• _DATASET_:
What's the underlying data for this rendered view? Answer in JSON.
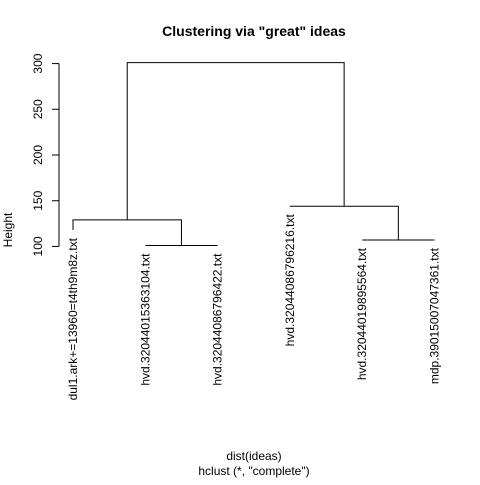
{
  "chart_data": {
    "type": "dendrogram",
    "title": "Clustering via \"great\" ideas",
    "xlabel": "dist(ideas)",
    "sublabel": "hclust (*, \"complete\")",
    "ylabel": "Height",
    "ylim": [
      95,
      305
    ],
    "yticks": [
      100,
      150,
      200,
      250,
      300
    ],
    "leaves": [
      "dul1.ark+=13960=t4th9m8z.txt",
      "hvd.32044015363104.txt",
      "hvd.32044086796422.txt",
      "hvd.32044086796216.txt",
      "hvd.32044019895564.txt",
      "mdp.39015007047361.txt"
    ],
    "merges": [
      {
        "left": 1,
        "right": 2,
        "height": 101
      },
      {
        "left": 0,
        "right": -1,
        "height": 129
      },
      {
        "left": 4,
        "right": 5,
        "height": 107
      },
      {
        "left": 3,
        "right": -3,
        "height": 144
      },
      {
        "left": -2,
        "right": -4,
        "height": 301
      }
    ],
    "leaf_tops": [
      118,
      101,
      101,
      144,
      107,
      107
    ]
  }
}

• _WHAT IS ASKED_: Each entry gets copied exactly; the pictures stay out.

• _SOLUTION FOR THIS TASK_:
What's the underlying data for this rendered view? Answer in JSON.
{
  "chart_data": {
    "type": "dendrogram",
    "title": "Clustering via \"great\" ideas",
    "xlabel": "dist(ideas)",
    "sublabel": "hclust (*, \"complete\")",
    "ylabel": "Height",
    "ylim": [
      95,
      305
    ],
    "yticks": [
      100,
      150,
      200,
      250,
      300
    ],
    "leaves": [
      "dul1.ark+=13960=t4th9m8z.txt",
      "hvd.32044015363104.txt",
      "hvd.32044086796422.txt",
      "hvd.32044086796216.txt",
      "hvd.32044019895564.txt",
      "mdp.39015007047361.txt"
    ],
    "merges": [
      {
        "left": 1,
        "right": 2,
        "height": 101
      },
      {
        "left": 0,
        "right": -1,
        "height": 129
      },
      {
        "left": 4,
        "right": 5,
        "height": 107
      },
      {
        "left": 3,
        "right": -3,
        "height": 144
      },
      {
        "left": -2,
        "right": -4,
        "height": 301
      }
    ],
    "leaf_tops": [
      118,
      101,
      101,
      144,
      107,
      107
    ]
  }
}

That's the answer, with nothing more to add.